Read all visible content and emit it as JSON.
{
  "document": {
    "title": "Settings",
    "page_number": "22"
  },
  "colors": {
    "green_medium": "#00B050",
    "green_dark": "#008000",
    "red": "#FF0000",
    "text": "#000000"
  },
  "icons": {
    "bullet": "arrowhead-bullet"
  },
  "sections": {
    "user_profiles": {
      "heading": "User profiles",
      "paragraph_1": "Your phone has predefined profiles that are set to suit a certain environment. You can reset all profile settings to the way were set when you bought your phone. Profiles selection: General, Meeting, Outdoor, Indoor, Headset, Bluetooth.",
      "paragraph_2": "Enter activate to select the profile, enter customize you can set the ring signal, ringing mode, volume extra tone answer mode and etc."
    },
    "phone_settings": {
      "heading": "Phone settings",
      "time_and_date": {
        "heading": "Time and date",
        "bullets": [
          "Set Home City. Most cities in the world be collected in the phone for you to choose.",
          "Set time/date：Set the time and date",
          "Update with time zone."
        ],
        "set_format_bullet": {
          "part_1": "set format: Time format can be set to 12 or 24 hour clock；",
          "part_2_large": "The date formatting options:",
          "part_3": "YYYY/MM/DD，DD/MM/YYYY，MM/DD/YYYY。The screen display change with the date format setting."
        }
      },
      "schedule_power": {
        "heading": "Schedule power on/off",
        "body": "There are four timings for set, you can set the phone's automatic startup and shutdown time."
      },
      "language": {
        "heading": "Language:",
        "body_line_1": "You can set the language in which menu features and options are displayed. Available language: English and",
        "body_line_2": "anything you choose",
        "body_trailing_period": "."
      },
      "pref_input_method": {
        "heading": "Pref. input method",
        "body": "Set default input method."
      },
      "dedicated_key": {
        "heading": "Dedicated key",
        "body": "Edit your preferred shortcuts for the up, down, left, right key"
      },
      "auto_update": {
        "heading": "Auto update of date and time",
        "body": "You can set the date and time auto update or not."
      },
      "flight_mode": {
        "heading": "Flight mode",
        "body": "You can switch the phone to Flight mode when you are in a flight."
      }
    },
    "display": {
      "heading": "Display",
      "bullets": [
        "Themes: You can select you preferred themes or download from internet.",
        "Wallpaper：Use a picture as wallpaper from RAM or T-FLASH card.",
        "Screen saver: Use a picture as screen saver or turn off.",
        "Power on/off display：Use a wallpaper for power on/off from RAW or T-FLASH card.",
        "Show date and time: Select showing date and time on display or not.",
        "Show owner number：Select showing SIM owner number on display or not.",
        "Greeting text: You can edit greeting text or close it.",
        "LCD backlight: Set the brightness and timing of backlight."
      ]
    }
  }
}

• • •

▶ **Task instructions**: Tally how many lines of the records hold the word "heading". Answer with the number only.

▶ **Full output**: 10